Gestellte Aufgaben >>
• 1. Welchen Zuschlag bekommen laut den Tarifverträgen Schichtarbeiter, die regelmäßig und fest eingeplant nachts arbeiten? Such die Antwort im Artikel über die Bezahlung von Nachtarbeit.
• 2. Zähl alle Einrichtungen auf, die der Artikel über die Bezahlung von Nachtarbeit mit ihrem Namen nennt.
• 3. Führ den Artikel über die Bezahlung von Nachtarbeit nach seinem letzten Satz weiter.

Ausgangstext >>
Arbeitsrecht Verfassungsgericht stärkt die Tarifautonomie

Stand: 19.02.2025 16:34 Uhr

Das Bundesverfassungsgericht hat zwei Urteile des Bundesarbeitsgerichts aufgehoben. Es ging dabei um unterschiedliche Bezahlung von Nachtarbeit.

Von Christoph Kehlbach, ARD-Rechtsredaktion

Das Bundesverfassungsgericht hat zwei Urteile aufgehoben, die zuvor das Bundesarbeitsgericht gesprochen hatte. Sie befassten sich mit der Frage, wie Nachtarbeit bezahlt wird. In den konkreten Fällen ging es um Arbeitnehmer aus der Getränke- und Lebensmittelindustrie. In diesen Branchen fällt regelmäßig Nachtarbeit an, etwa weil Öfen oder Befüllungsanlagen rund um die Uhr bedient werden müssen.

Unterschiedliche Bezahlung für Nachtarbeit

Die Tarifverträge, die den Klagen zugrunde liegen, sehen vor, dass die Arbeitnehmer für ihre nächtliche Arbeit Zuschläge erhalten. Allerdings gibt es dabei Unterschiede in der Höhe: Schichtarbeiter, die regelmäßig und fest eingeplant nachts arbeiten, bekommen dafür nur 25 Prozent mehr Gehalt. Diejenigen aber, die ausnahmsweise und sporadisch nachts ran müssen, bekommen dafür laut Tarifvertrag 50 Prozent mehr Gehalt. So war es zwischen Arbeitgebern und Gewerkschaften vereinbart.

Das Bundesarbeitsgericht (BAG) in Erfurt aber sah in dieser Ungleichbehandlung einen Verstoß gegen das Grundgesetz und gab einer Klage von Schichtarbeitern gegen ihre Arbeitgeber auf mehr Geld statt. Die obersten Arbeitsrichter in Erfurt ordneten an: Auch Schichtarbeiter bekommen einen Zuschlag in Höhe von 50 Prozent. Denn es gebe keine ausreichenden Gründe dafür, zwischen ihnen und den anderen Arbeitern bei der Bezahlung zu unterscheiden, wenn beide nachts arbeiten.

Angezeigte Informationen >>
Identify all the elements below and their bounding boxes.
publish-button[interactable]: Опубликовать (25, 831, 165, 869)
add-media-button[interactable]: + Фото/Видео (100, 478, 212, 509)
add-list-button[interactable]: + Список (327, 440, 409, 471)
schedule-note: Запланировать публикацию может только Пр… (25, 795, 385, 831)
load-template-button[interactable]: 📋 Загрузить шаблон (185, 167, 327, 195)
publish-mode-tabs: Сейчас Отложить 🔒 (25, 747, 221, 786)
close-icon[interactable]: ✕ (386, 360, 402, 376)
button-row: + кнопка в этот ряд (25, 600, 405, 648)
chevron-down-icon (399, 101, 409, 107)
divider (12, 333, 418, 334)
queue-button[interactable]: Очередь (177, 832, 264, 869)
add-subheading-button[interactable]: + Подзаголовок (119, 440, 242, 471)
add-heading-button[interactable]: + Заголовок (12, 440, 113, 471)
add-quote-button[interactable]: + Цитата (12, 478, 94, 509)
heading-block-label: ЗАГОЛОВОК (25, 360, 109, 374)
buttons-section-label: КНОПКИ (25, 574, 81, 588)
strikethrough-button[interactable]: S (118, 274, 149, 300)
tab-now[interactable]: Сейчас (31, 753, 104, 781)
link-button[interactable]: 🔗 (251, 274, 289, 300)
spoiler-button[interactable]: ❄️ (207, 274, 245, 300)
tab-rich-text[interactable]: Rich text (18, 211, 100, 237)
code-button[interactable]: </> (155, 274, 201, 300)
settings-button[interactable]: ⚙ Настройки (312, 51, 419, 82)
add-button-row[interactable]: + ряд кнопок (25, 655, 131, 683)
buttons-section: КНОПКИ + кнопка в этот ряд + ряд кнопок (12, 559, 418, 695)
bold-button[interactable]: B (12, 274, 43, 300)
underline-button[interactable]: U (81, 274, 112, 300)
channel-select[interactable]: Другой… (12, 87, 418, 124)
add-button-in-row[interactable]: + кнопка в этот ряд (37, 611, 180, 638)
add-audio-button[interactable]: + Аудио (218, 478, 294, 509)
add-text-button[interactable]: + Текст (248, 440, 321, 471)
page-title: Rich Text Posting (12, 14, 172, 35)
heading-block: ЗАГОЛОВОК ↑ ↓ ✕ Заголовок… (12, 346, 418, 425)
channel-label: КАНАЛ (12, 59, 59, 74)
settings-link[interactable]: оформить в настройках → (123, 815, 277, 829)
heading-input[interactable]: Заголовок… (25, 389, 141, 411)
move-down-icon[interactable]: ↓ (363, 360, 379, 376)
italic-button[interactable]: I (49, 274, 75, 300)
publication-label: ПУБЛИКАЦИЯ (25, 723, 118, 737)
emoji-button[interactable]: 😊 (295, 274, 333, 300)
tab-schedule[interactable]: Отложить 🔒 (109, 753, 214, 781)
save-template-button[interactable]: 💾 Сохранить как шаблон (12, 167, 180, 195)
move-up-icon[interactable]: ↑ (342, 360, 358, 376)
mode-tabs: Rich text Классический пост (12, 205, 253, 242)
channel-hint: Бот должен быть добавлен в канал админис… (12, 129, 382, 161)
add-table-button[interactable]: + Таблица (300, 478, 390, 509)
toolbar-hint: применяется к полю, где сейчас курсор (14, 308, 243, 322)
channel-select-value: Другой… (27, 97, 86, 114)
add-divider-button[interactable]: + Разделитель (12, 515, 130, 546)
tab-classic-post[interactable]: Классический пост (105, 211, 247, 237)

Antworten in Reihenfolge >>
• 1. Sie bekommen 25 Prozent mehr Gehalt.

• 2. Bundesverfassungsgericht, Bundesarbeitsgericht (BAG) in Erfurt, ARD-Rechtsredaktion

• 3.
Auch diejenigen, die nicht im festen Schichtdienst sind, hätten nämlich laut Tarifvertrag einen Anspruch darauf, dass ihre privaten Belange bei der Einteilung berücksichtigt würden. Der Unterschied zu den Schichtarbeitern, die ihre Nachtarbeit immer fest planen können, sei daher hier nicht so groß, dass man unterschiedlich bezahlen dürfe.

Tarifvereinbarung nur eingeschränkt überprüfbar

Das Bundesverfassungsgericht aber hat diese Urteile aus Erfurt nun aufgehoben und den Verfassungsbeschwerden der betroffenen Arbeitgeber stattgegeben. Der Grund: Wenn die Parteien des Tarifvertrags das so vereinbart hätten, sei das grundsätzlich zu akzeptieren. Denn die Tarifautonomie sei vom Grundgesetz geschützt. Sie besagt, dass die Tarifvertragsparteien Regelungen treffen können, ohne dass der Staat sich einmischt.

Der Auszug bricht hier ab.